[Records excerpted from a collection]
++++++++++
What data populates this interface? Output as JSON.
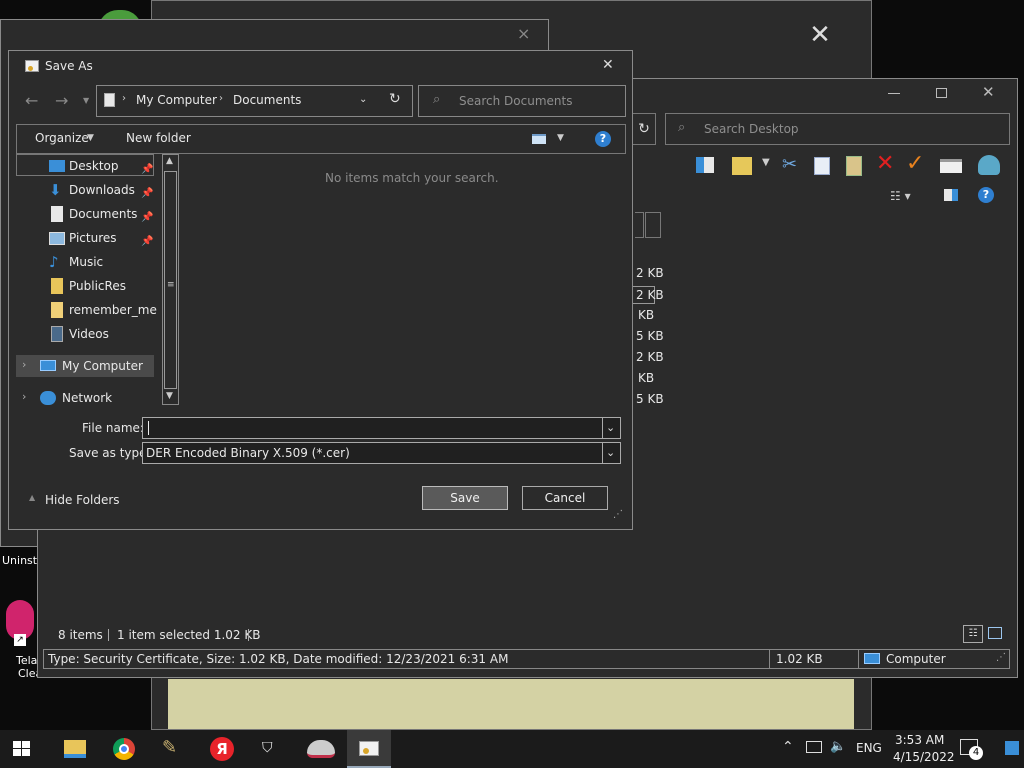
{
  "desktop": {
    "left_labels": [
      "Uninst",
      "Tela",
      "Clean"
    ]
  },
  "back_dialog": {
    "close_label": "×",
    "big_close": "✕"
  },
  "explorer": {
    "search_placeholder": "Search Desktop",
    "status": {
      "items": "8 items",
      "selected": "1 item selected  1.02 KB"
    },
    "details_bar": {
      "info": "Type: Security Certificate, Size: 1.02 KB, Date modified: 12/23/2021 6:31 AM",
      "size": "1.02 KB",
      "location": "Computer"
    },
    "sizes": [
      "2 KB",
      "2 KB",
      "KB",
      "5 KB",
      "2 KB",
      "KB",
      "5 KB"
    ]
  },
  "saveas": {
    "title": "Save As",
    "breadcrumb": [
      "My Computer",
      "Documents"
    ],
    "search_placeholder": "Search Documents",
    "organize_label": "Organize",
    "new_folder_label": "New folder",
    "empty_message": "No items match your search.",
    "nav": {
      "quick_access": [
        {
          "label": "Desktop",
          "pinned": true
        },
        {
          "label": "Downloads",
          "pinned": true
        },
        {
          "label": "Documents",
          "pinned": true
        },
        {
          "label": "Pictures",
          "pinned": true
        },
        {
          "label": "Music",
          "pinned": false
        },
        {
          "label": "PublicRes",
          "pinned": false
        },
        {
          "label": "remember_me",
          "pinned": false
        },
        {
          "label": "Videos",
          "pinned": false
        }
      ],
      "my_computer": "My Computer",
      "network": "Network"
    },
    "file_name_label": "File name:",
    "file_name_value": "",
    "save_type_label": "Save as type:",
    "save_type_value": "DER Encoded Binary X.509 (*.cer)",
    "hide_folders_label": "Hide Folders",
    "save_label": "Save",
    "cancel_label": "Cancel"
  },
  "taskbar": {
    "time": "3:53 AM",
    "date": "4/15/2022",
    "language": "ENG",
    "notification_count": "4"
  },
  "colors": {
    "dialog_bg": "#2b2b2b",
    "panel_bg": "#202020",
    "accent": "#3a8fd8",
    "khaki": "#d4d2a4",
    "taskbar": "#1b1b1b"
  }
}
++++++++++
Looking at the material above, count the lines that hold "Computer" and give the total alone.

__Answer in full__: 3